## Source records:
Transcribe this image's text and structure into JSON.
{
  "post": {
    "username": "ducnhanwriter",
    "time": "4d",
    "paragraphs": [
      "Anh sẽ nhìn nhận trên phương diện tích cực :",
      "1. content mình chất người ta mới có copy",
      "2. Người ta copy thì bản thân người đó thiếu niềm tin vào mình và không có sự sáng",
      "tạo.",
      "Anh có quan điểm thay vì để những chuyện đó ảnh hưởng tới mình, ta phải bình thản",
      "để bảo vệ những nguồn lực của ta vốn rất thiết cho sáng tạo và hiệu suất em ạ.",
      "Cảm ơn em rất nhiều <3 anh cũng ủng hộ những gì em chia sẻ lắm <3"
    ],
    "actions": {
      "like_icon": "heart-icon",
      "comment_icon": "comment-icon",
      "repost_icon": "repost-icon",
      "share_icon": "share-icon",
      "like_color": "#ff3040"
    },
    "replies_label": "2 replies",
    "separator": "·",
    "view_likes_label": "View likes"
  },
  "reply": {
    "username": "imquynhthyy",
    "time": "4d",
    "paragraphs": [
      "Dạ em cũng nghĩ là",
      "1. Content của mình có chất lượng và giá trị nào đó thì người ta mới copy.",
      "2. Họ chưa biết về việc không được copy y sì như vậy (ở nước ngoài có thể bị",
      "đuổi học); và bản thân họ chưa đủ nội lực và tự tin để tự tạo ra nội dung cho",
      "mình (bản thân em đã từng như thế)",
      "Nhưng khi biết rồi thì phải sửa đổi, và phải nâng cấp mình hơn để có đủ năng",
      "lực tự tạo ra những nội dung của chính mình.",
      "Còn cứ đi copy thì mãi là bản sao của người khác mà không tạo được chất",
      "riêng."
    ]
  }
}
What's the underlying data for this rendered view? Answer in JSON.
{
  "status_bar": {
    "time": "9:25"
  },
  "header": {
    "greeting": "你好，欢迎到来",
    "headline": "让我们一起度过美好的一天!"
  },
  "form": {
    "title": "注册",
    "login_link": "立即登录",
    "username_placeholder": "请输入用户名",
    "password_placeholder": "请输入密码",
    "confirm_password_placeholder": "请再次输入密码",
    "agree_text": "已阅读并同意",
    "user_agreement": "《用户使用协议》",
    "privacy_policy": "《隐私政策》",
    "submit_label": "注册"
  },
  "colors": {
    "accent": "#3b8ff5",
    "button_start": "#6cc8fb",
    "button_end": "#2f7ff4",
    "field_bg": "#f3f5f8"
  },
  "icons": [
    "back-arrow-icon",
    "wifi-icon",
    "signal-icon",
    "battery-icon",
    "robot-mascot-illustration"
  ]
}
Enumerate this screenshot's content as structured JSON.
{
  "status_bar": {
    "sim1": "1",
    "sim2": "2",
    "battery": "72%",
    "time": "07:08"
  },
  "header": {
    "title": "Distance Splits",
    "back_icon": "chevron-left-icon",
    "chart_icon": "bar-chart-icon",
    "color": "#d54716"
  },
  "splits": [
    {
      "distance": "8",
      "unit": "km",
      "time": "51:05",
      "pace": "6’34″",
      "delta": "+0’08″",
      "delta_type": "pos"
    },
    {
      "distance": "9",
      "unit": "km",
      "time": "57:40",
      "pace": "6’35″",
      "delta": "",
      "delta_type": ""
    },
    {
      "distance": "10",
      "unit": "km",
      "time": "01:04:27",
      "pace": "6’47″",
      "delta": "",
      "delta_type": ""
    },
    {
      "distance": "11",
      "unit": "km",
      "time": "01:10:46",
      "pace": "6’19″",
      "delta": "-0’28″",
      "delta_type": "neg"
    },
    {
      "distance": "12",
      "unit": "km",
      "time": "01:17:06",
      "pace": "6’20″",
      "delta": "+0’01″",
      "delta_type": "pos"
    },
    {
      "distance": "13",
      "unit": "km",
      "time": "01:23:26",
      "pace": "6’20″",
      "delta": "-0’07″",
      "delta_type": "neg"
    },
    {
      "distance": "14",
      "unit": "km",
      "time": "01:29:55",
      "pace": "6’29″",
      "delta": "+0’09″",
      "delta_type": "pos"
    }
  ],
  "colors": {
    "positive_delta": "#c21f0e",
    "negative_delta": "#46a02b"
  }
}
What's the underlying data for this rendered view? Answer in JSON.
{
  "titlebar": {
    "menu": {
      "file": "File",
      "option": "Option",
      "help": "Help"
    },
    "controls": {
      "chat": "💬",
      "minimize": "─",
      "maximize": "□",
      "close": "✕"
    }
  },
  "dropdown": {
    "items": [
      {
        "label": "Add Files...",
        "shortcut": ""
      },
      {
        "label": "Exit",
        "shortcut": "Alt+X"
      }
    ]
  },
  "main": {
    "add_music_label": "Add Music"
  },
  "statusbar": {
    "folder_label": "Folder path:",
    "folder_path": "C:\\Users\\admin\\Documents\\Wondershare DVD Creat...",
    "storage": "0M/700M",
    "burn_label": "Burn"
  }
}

## What to do:
Return each line where "chất" shows up.

## Result of this exercise:
      "1. content mình chất người ta mới có copy",
      "1. Content của mình có chất lượng và giá trị nào đó thì người ta mới copy.",
      "Còn cứ đi copy thì mãi là bản sao của người khác mà không tạo được chất",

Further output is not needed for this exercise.